What is being asked >> Filter the records for lines holding the string "规范工作时间".

• • • •

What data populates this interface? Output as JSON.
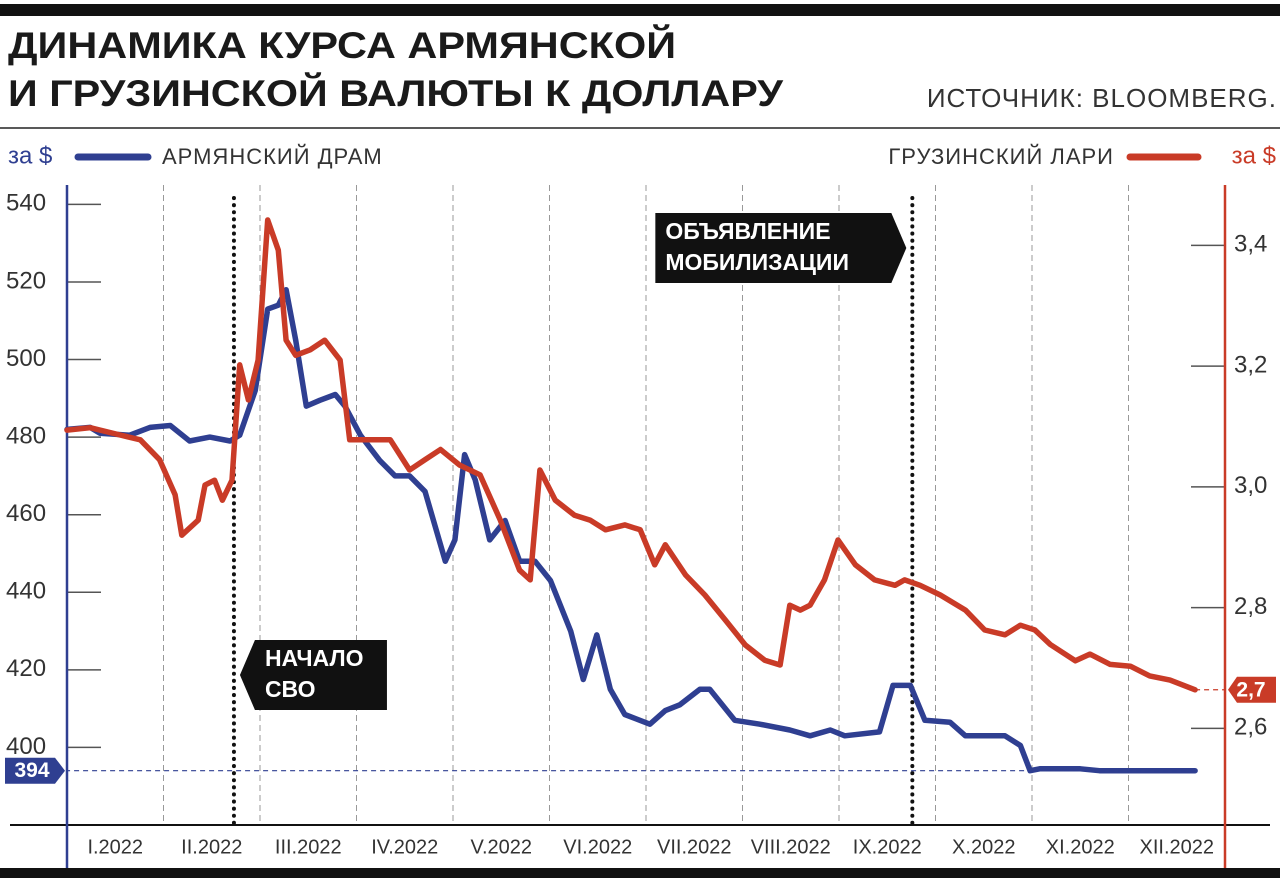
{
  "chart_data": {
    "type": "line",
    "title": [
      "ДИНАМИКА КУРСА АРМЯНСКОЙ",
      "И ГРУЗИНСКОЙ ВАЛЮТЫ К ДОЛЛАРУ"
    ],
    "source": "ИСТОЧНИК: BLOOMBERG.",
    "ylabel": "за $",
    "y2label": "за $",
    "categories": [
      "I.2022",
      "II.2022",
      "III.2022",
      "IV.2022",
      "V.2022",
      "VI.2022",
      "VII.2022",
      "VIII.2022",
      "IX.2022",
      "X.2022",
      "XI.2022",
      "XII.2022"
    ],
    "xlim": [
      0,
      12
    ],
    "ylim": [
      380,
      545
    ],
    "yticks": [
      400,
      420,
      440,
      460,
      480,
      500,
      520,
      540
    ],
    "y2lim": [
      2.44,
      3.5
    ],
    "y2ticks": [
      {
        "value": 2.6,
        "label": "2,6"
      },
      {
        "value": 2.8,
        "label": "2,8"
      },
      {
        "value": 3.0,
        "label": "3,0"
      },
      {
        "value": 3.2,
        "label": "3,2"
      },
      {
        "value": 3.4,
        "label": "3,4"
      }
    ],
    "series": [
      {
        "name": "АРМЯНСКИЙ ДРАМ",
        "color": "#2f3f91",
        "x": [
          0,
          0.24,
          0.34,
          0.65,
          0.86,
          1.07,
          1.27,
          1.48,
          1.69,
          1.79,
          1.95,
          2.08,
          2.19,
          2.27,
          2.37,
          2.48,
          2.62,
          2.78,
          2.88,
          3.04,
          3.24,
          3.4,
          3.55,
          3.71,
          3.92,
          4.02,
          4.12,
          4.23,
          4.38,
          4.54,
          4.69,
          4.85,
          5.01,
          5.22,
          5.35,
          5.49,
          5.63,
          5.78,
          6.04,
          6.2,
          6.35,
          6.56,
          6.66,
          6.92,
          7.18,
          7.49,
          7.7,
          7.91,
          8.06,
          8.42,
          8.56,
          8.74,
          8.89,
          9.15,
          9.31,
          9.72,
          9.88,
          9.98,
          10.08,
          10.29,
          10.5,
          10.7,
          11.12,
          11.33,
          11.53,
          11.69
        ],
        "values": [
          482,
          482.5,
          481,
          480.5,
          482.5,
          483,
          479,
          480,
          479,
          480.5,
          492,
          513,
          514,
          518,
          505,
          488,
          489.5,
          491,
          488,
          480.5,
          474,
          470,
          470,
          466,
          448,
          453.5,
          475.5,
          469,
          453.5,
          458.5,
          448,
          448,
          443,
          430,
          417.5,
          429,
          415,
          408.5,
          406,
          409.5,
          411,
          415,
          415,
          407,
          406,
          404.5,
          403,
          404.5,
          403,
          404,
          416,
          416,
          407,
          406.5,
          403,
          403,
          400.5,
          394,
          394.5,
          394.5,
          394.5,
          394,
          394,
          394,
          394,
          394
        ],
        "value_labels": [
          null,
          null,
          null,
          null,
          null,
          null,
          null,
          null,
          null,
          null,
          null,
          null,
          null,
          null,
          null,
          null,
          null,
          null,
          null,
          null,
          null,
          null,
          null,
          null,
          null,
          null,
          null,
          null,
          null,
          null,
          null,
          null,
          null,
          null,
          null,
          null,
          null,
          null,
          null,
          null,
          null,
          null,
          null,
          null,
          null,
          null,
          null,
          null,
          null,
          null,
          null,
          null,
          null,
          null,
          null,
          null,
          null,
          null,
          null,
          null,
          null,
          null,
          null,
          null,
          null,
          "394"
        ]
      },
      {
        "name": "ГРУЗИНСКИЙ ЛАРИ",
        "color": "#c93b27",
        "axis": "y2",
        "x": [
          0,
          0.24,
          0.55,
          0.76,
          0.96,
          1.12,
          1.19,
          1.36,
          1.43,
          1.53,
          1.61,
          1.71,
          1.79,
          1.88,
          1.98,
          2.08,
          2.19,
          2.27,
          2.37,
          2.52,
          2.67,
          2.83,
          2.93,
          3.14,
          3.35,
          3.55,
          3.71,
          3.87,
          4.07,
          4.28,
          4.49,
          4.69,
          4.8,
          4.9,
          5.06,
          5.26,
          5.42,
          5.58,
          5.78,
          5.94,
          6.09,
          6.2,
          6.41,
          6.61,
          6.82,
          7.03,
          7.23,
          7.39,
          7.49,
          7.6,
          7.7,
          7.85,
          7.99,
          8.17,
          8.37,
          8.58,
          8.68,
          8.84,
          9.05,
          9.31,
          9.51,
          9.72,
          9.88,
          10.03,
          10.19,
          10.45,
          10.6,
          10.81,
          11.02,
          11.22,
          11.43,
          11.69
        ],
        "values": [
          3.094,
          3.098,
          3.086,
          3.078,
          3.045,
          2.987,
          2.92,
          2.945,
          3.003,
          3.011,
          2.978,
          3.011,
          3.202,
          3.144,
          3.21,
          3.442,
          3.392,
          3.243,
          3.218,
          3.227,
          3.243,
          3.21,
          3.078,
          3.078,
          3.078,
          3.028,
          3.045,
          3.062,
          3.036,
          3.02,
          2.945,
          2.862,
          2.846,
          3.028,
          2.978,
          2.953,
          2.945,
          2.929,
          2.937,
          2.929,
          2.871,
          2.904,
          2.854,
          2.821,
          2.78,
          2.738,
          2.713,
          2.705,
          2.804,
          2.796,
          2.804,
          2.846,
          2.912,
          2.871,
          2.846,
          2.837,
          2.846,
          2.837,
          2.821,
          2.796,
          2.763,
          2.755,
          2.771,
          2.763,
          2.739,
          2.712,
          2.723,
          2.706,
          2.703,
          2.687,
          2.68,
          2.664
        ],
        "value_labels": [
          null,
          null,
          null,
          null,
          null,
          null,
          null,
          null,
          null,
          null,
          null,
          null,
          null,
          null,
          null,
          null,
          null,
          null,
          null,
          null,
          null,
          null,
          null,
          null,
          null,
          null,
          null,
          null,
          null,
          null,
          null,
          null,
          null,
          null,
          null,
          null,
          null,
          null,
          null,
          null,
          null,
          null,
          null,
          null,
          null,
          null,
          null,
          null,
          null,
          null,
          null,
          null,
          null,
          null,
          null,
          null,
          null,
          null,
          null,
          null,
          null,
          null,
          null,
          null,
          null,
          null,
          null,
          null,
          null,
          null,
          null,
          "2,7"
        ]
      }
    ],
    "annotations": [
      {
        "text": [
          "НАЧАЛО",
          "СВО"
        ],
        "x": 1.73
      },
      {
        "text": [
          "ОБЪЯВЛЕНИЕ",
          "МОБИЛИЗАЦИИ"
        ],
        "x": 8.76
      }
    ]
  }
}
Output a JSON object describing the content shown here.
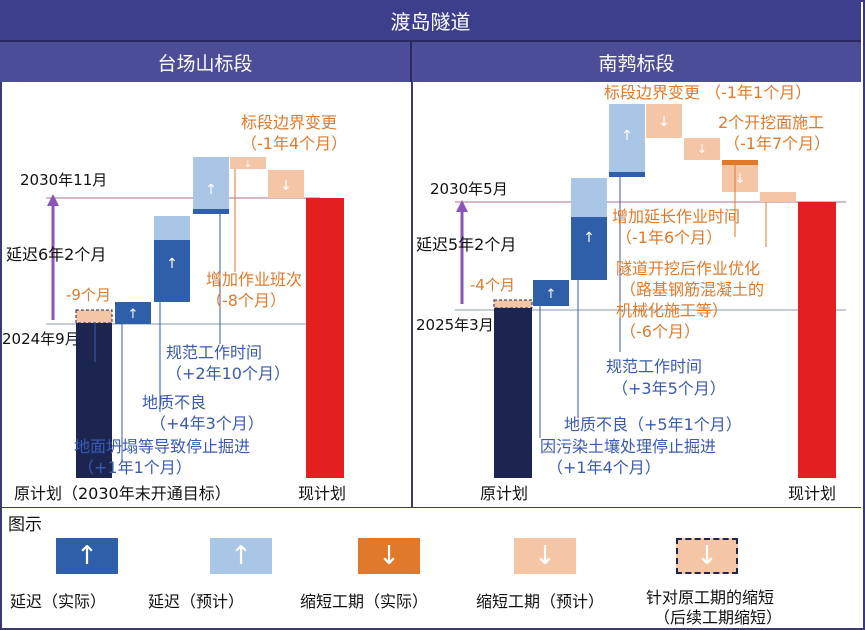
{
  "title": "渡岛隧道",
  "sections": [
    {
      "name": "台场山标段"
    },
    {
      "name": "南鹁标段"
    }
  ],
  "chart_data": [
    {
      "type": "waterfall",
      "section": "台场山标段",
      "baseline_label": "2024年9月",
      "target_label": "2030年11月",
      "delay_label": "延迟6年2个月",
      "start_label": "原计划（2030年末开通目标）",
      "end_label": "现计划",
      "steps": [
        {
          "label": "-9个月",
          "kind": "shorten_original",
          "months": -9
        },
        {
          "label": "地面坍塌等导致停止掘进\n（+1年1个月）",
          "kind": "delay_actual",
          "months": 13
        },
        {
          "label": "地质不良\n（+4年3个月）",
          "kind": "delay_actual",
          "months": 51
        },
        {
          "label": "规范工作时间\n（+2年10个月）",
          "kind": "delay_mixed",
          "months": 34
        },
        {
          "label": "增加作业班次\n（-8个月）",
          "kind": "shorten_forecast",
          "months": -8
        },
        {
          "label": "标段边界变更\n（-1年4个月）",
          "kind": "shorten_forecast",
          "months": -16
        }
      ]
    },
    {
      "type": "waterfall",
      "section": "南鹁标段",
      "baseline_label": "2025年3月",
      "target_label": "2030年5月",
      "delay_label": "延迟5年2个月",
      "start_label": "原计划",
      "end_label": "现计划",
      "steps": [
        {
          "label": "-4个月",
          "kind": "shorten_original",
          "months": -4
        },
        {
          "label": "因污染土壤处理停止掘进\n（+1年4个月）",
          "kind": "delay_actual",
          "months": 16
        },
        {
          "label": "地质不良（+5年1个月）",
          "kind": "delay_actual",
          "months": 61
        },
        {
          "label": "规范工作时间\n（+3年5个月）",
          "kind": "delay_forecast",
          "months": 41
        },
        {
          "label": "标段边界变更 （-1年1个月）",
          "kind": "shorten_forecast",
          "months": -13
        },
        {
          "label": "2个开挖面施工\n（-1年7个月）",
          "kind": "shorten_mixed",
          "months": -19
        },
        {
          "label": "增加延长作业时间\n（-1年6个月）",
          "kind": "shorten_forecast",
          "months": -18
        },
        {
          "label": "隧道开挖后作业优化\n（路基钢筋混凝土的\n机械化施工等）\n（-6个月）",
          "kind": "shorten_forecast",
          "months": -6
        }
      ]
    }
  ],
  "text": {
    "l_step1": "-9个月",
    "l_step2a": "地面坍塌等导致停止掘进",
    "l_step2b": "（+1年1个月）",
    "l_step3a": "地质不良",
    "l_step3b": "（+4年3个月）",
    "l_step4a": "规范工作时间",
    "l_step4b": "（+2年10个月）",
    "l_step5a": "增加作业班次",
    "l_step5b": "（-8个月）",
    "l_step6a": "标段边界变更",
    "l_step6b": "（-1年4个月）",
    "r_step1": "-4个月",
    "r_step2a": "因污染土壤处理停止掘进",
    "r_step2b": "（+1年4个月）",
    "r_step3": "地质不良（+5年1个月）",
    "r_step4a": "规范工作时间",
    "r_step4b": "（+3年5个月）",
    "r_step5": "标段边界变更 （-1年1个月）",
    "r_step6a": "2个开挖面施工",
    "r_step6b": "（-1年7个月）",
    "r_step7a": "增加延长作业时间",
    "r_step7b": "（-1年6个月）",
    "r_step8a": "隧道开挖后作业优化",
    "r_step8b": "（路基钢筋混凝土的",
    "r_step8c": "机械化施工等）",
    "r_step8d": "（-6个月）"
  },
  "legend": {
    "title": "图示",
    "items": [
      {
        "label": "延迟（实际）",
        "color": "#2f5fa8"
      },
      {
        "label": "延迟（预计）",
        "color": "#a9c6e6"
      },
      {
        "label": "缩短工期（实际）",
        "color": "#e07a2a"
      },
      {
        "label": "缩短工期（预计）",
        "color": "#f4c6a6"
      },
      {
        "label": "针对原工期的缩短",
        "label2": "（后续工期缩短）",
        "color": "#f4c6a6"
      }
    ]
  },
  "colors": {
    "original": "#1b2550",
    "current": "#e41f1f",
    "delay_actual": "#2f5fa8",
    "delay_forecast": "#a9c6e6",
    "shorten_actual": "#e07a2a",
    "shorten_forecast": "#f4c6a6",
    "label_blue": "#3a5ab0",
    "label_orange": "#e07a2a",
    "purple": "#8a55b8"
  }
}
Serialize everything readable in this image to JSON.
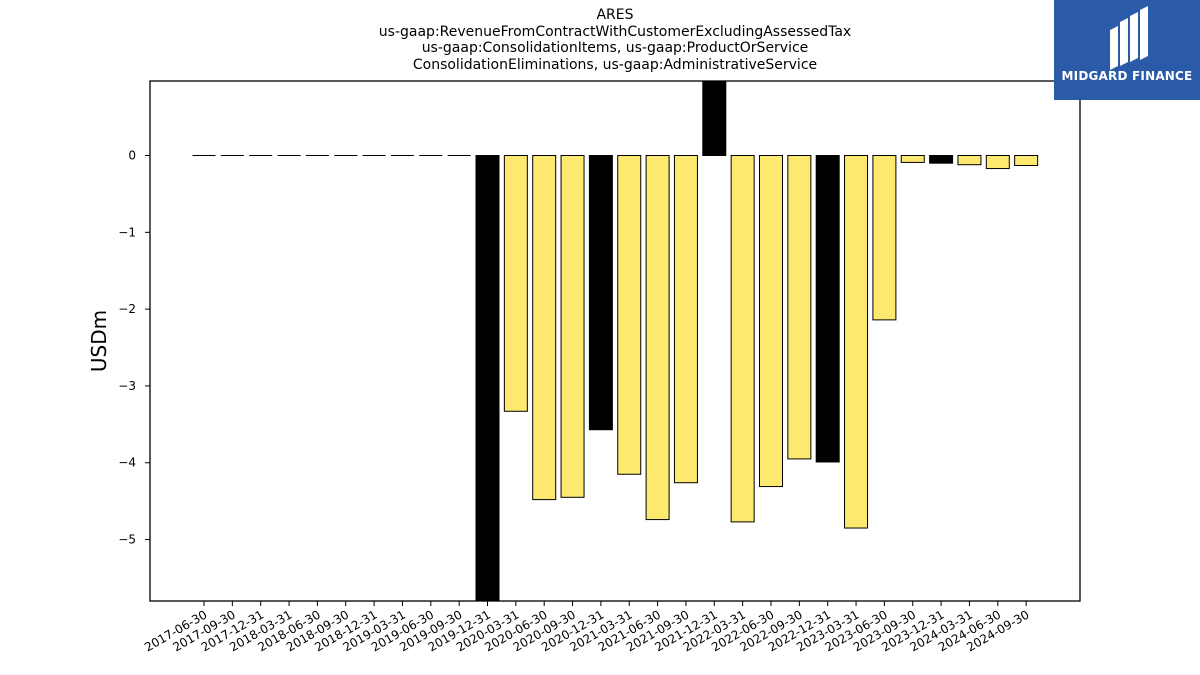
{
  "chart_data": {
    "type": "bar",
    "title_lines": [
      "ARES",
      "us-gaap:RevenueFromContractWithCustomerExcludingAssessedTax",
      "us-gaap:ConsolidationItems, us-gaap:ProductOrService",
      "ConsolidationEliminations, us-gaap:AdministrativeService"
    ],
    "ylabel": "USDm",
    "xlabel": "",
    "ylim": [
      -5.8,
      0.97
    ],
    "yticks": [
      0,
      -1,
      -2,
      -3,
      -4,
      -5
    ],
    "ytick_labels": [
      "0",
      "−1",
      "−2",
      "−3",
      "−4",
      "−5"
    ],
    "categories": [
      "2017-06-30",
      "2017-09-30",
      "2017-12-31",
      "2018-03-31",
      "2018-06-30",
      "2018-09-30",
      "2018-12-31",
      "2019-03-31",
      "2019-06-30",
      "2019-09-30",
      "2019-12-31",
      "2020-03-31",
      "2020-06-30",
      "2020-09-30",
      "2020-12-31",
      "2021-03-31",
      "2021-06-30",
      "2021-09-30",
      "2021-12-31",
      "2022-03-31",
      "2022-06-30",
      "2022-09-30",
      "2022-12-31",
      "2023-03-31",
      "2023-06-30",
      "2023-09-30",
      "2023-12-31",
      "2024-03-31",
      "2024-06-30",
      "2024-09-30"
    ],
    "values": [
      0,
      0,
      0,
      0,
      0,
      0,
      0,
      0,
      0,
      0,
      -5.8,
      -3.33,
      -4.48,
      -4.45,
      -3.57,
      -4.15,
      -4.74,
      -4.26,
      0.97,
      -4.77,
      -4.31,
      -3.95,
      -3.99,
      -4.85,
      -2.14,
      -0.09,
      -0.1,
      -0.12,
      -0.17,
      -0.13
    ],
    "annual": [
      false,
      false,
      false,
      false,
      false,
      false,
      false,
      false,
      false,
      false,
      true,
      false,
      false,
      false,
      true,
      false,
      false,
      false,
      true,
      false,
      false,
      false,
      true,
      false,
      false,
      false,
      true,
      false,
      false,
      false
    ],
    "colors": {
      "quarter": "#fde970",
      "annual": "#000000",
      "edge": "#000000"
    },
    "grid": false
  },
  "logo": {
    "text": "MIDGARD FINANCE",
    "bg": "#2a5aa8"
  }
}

• • • •

Worked answer >>
          "label": "规范工作时间\n（+2年10个月）",
          "label": "规范工作时间\n（+3年5个月）",
    "l_step4a": "规范工作时间",
    "r_step4a": "规范工作时间",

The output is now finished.